══ WORKING DATA

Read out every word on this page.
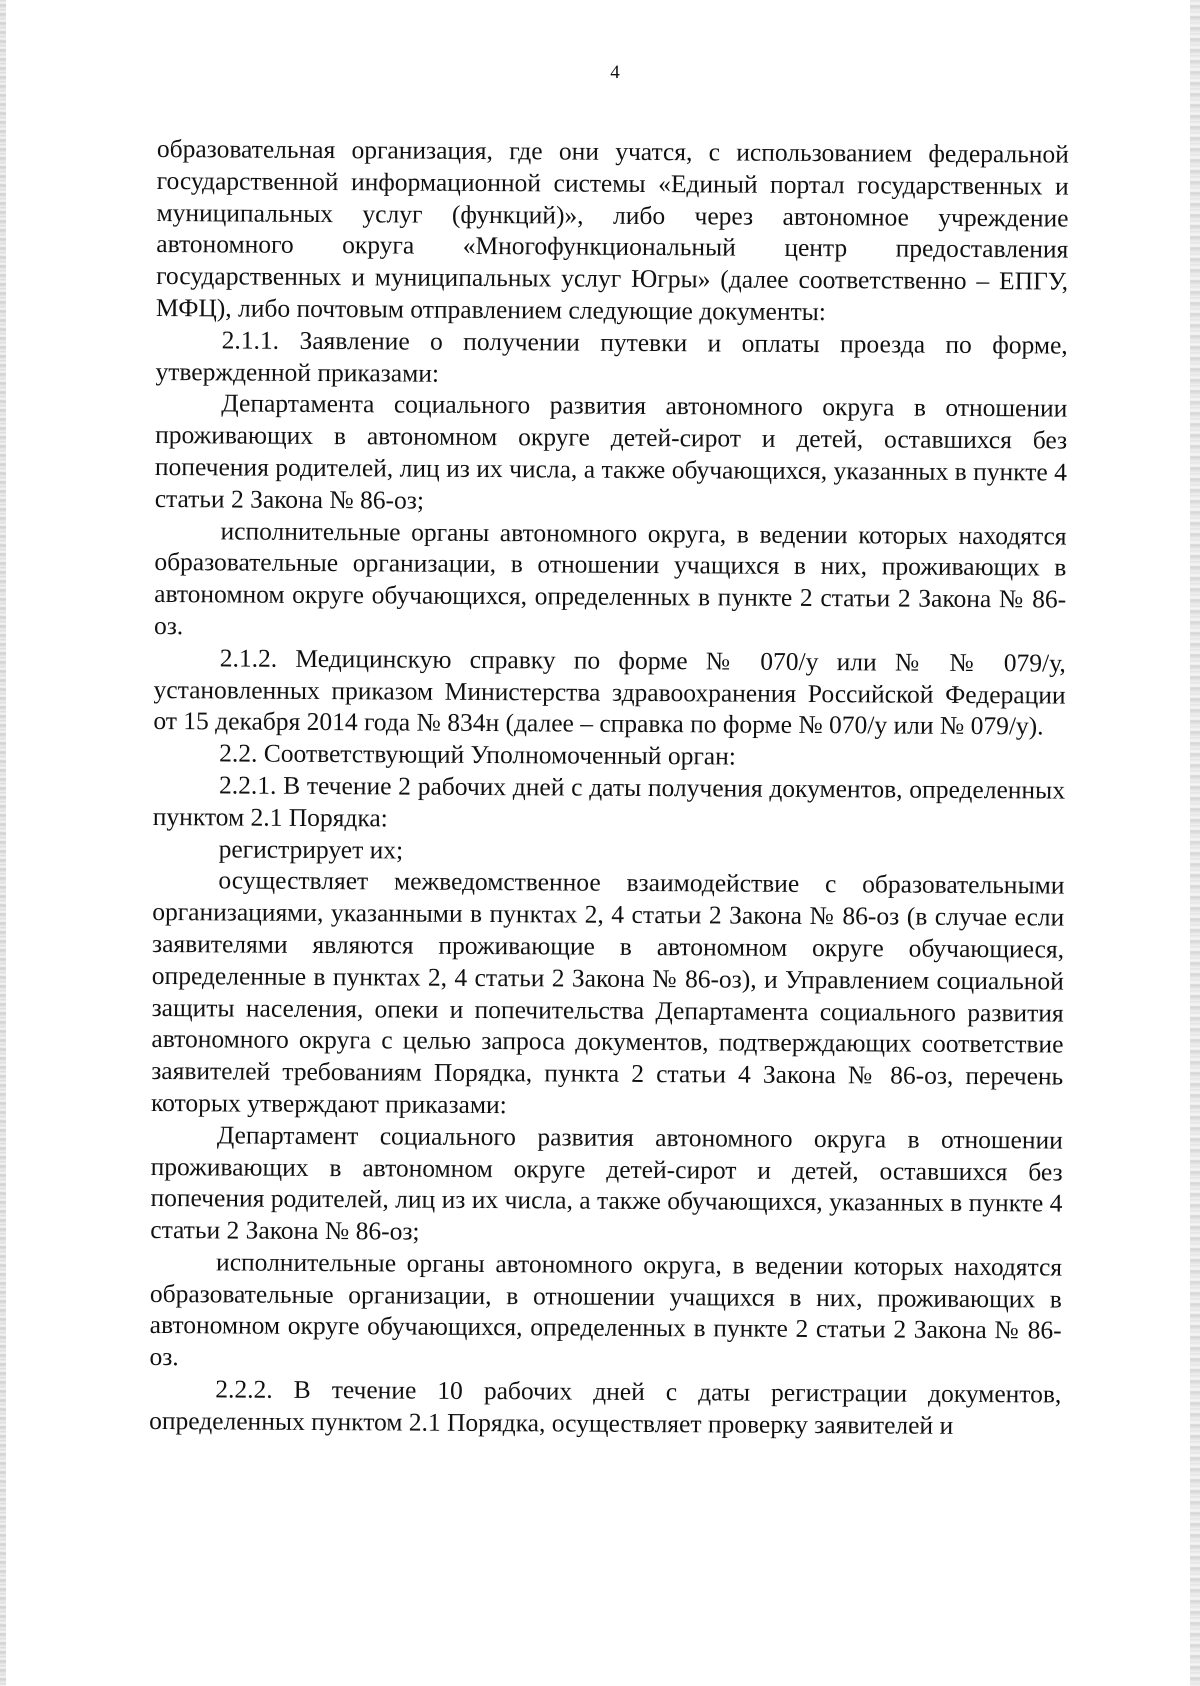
4

образовательная организация, где они учатся, с использованием федеральной государственной информационной системы «Единый портал государственных и муниципальных услуг (функций)», либо через автономное учреждение автономного округа «Многофункциональный центр предоставления государственных и муниципальных услуг Югры» (далее соответственно – ЕПГУ, МФЦ), либо почтовым отправлением следующие документы:

2.1.1. Заявление о получении путевки и оплаты проезда по форме, утвержденной приказами:

Департамента социального развития автономного округа в отношении проживающих в автономном округе детей-сирот и детей, оставшихся без попечения родителей, лиц из их числа, а также обучающихся, указанных в пункте 4 статьи 2 Закона № 86-оз;

исполнительные органы автономного округа, в ведении которых находятся образовательные организации, в отношении учащихся в них, проживающих в автономном округе обучающихся, определенных в пункте 2 статьи 2 Закона № 86-оз.

2.1.2. Медицинскую справку по форме № 070/у или № № 079/у, установленных приказом Министерства здравоохранения Российской Федерации от 15 декабря 2014 года № 834н (далее – справка по форме № 070/у или № 079/у).

2.2. Соответствующий Уполномоченный орган:

2.2.1. В течение 2 рабочих дней с даты получения документов, определенных пунктом 2.1 Порядка:

регистрирует их;

осуществляет межведомственное взаимодействие с образовательными организациями, указанными в пунктах 2, 4 статьи 2 Закона № 86-оз (в случае если заявителями являются проживающие в автономном округе обучающиеся, определенные в пунктах 2, 4 статьи 2 Закона № 86-оз), и Управлением социальной защиты населения, опеки и попечительства Департамента социального развития автономного округа с целью запроса документов, подтверждающих соответствие заявителей требованиям Порядка, пункта 2 статьи 4 Закона № 86-оз, перечень которых утверждают приказами:

Департамент социального развития автономного округа в отношении проживающих в автономном округе детей-сирот и детей, оставшихся без попечения родителей, лиц из их числа, а также обучающихся, указанных в пункте 4 статьи 2 Закона № 86-оз;

исполнительные органы автономного округа, в ведении которых находятся образовательные организации, в отношении учащихся в них, проживающих в автономном округе обучающихся, определенных в пункте 2 статьи 2 Закона № 86-оз.

2.2.2. В течение 10 рабочих дней с даты регистрации документов, определенных пунктом 2.1 Порядка, осуществляет проверку заявителей и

════

Identify every line above that includes the word "попечения", and show those lines.

- TASK OUTPUT -
Департамента социального развития автономного округа в отношении проживающих в автономном округе детей-сирот и детей, оставшихся без попечения родителей, лиц из их числа, а также обучающихся, указанных в пункте 4 статьи 2 Закона № 86-оз;
Департамент социального развития автономного округа в отношении проживающих в автономном округе детей-сирот и детей, оставшихся без попечения родителей, лиц из их числа, а также обучающихся, указанных в пункте 4 статьи 2 Закона № 86-оз;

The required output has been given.